→ Text excerpt:
Here I’ll attempt to contrast these two conflicting themes: on the one hand, gloomy reports showing how BRIC dominance is on the wane; on the other hand, the strong and still growing case in favor of continued emergence throughout the developing world.

Indeed, the evidence supports that emergence will continue to be with us for decades to come, even if BRIC naysayers are right.

BRICs — slower growth, rising uncertainty, and lowered expectations 

Clouds do seem everywhere for the BRICs right now.

Consider how Brazil is now officially in recession, according to the latest reports.

Russia’s military incursions into Ukraine, now daily international headline news, have triggered more international sanctions by Western countries, causing ripples of uncertainty throughout global markets.

In India, the new Modi government, in power just a few short months, has promised bold economic reforms in response to a sharply slowing economy, but these have a long way to go before they manifest.

China, much like India, continues to see sharply slower economic growth, but the story points to much deeper and more profound changes in China in the future.

For China, the era of easy growth seems to be over.  Since 2007, we can compare GDP growth (based on purchasing power parity, or PPP, which is a broader, and some would argue more accurate, measure of prosperity for people in an economy, accounting for differences in currency exchange rates) when the rate in China peaked at a stunning 17.5 percent, to where it is today, at around 8.5 percent (PPP).  And for the near future, forecasts are for continued moderate rates of growth for China.

→ Entries supplied:
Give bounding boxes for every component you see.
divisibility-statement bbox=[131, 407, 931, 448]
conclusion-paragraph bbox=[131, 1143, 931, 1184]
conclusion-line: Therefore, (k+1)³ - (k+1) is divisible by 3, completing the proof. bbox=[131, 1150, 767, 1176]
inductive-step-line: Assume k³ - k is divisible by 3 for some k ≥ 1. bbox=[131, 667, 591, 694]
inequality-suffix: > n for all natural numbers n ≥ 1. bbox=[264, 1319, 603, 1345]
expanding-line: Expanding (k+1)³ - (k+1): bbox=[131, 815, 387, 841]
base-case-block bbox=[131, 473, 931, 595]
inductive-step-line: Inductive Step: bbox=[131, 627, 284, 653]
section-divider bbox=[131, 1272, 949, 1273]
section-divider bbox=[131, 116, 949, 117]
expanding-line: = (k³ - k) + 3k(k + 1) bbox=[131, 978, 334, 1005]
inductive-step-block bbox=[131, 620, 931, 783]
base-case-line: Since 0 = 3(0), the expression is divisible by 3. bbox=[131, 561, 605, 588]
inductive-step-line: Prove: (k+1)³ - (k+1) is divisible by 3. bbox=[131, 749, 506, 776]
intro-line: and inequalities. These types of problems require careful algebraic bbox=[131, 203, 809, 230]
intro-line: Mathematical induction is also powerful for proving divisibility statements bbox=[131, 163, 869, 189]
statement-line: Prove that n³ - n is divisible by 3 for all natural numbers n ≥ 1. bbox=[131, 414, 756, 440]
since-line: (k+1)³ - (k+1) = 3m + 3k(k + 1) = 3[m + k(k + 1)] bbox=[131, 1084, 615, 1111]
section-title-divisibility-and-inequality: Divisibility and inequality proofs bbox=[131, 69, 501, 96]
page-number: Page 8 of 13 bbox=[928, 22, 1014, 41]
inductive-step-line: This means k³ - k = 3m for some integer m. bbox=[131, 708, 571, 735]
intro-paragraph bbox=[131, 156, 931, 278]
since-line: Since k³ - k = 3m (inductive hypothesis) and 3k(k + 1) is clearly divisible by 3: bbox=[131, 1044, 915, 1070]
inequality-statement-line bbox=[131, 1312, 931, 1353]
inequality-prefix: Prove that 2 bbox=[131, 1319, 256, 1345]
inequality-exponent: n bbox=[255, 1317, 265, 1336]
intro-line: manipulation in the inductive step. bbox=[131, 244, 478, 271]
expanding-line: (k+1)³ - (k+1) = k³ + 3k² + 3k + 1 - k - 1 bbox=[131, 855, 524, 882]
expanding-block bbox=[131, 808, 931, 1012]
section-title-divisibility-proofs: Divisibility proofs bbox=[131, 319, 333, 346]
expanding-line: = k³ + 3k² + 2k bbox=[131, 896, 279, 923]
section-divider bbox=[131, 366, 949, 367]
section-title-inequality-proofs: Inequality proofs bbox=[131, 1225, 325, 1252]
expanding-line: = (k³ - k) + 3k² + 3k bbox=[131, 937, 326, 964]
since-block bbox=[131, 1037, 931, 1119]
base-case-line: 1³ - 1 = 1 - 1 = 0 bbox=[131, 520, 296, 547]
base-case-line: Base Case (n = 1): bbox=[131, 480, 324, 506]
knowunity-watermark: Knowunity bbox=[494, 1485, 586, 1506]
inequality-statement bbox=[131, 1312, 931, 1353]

→ Task instructions:
**A)** In the excerpt on the BRIC economies, rewrite the part starting with "Indeed, the evidence" and going on through "BRICs right now.", putting "years" in place of "decades".
**B)** In the excerpt on the BRIC economies, what was China's peak GDP growth rate measured by purchasing power parity?

→ Task-by-task solutions:
**A)**
Indeed, the evidence supports that emergence will continue to be with us for years to come, even if BRIC naysayers are right.

BRICs — slower growth, rising uncertainty, and lowered expectations 

Clouds do seem everywhere for the BRICs right now.

**B)** 17.5 percent.